Data provided:
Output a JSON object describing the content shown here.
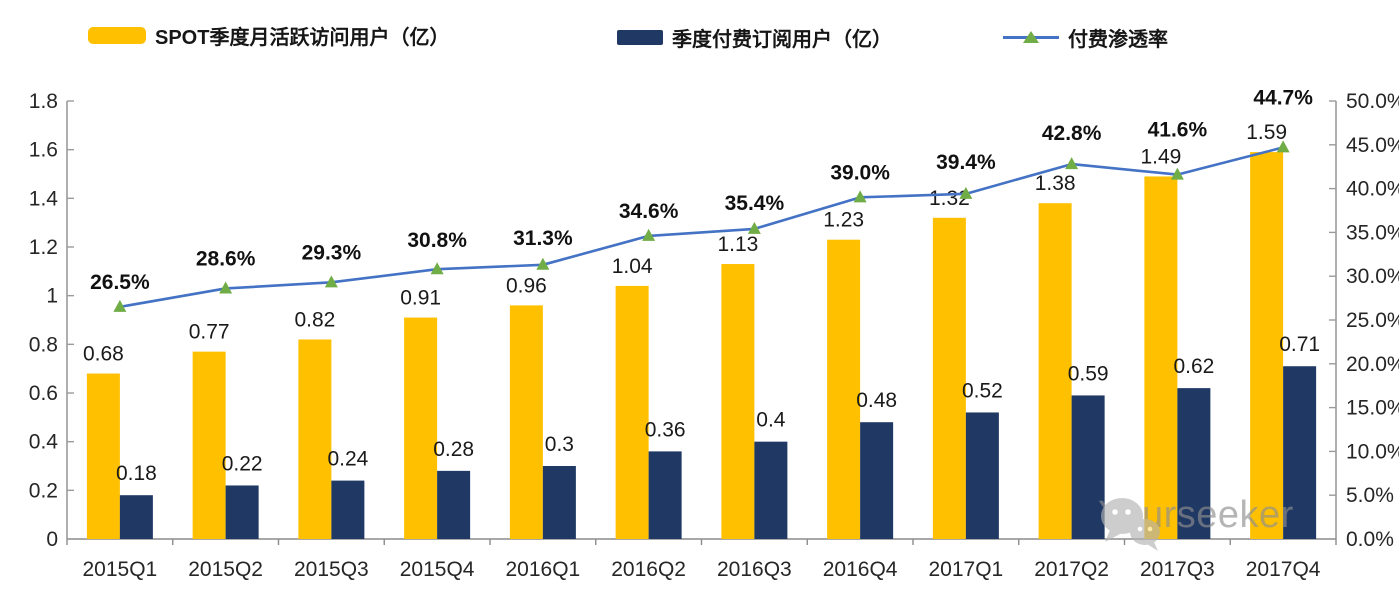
{
  "legend": {
    "items": [
      {
        "label": "SPOT季度月活跃访问用户（亿）",
        "swatch": "bar",
        "color": "#FFC000"
      },
      {
        "label": "季度付费订阅用户（亿）",
        "swatch": "bar",
        "color": "#1F3864"
      },
      {
        "label": "付费渗透率",
        "swatch": "line",
        "color": "#4472C4",
        "marker_color": "#70AD47"
      }
    ]
  },
  "watermark": {
    "text": "Yourseeker",
    "icon": "wechat-logo"
  },
  "chart_data": {
    "type": "combo",
    "categories": [
      "2015Q1",
      "2015Q2",
      "2015Q3",
      "2015Q4",
      "2016Q1",
      "2016Q2",
      "2016Q3",
      "2016Q4",
      "2017Q1",
      "2017Q2",
      "2017Q3",
      "2017Q4"
    ],
    "series": [
      {
        "name": "SPOT季度月活跃访问用户（亿）",
        "type": "bar",
        "axis": "left",
        "color": "#FFC000",
        "values": [
          0.68,
          0.77,
          0.82,
          0.91,
          0.96,
          1.04,
          1.13,
          1.23,
          1.32,
          1.38,
          1.49,
          1.59
        ],
        "labels": [
          "0.68",
          "0.77",
          "0.82",
          "0.91",
          "0.96",
          "1.04",
          "1.13",
          "1.23",
          "1.32",
          "1.38",
          "1.49",
          "1.59"
        ]
      },
      {
        "name": "季度付费订阅用户（亿）",
        "type": "bar",
        "axis": "left",
        "color": "#1F3864",
        "values": [
          0.18,
          0.22,
          0.24,
          0.28,
          0.3,
          0.36,
          0.4,
          0.48,
          0.52,
          0.59,
          0.62,
          0.71
        ],
        "labels": [
          "0.18",
          "0.22",
          "0.24",
          "0.28",
          "0.3",
          "0.36",
          "0.4",
          "0.48",
          "0.52",
          "0.59",
          "0.62",
          "0.71"
        ]
      },
      {
        "name": "付费渗透率",
        "type": "line",
        "axis": "right",
        "color": "#4472C4",
        "marker": "triangle",
        "marker_color": "#70AD47",
        "values": [
          26.5,
          28.6,
          29.3,
          30.8,
          31.3,
          34.6,
          35.4,
          39.0,
          39.4,
          42.8,
          41.6,
          44.7
        ],
        "labels": [
          "26.5%",
          "28.6%",
          "29.3%",
          "30.8%",
          "31.3%",
          "34.6%",
          "35.4%",
          "39.0%",
          "39.4%",
          "42.8%",
          "41.6%",
          "44.7%"
        ]
      }
    ],
    "left_axis": {
      "min": 0,
      "max": 1.8,
      "tick_values": [
        0,
        0.2,
        0.4,
        0.6,
        0.8,
        1,
        1.2,
        1.4,
        1.6,
        1.8
      ],
      "tick_labels": [
        "0",
        "0.2",
        "0.4",
        "0.6",
        "0.8",
        "1",
        "1.2",
        "1.4",
        "1.6",
        "1.8"
      ]
    },
    "right_axis": {
      "min": 0,
      "max": 50,
      "tick_values": [
        0,
        5,
        10,
        15,
        20,
        25,
        30,
        35,
        40,
        45,
        50
      ],
      "tick_labels": [
        "0.0%",
        "5.0%",
        "10.0%",
        "15.0%",
        "20.0%",
        "25.0%",
        "30.0%",
        "35.0%",
        "40.0%",
        "45.0%",
        "50.0%"
      ]
    },
    "grid": false,
    "legend_position": "top"
  }
}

Written task:
Scan the listing above and identify each line holding the string "SPOT季度月活跃访问用户"; copy every such line.

Worked solution:
        "label": "SPOT季度月活跃访问用户（亿）",
        "name": "SPOT季度月活跃访问用户（亿）",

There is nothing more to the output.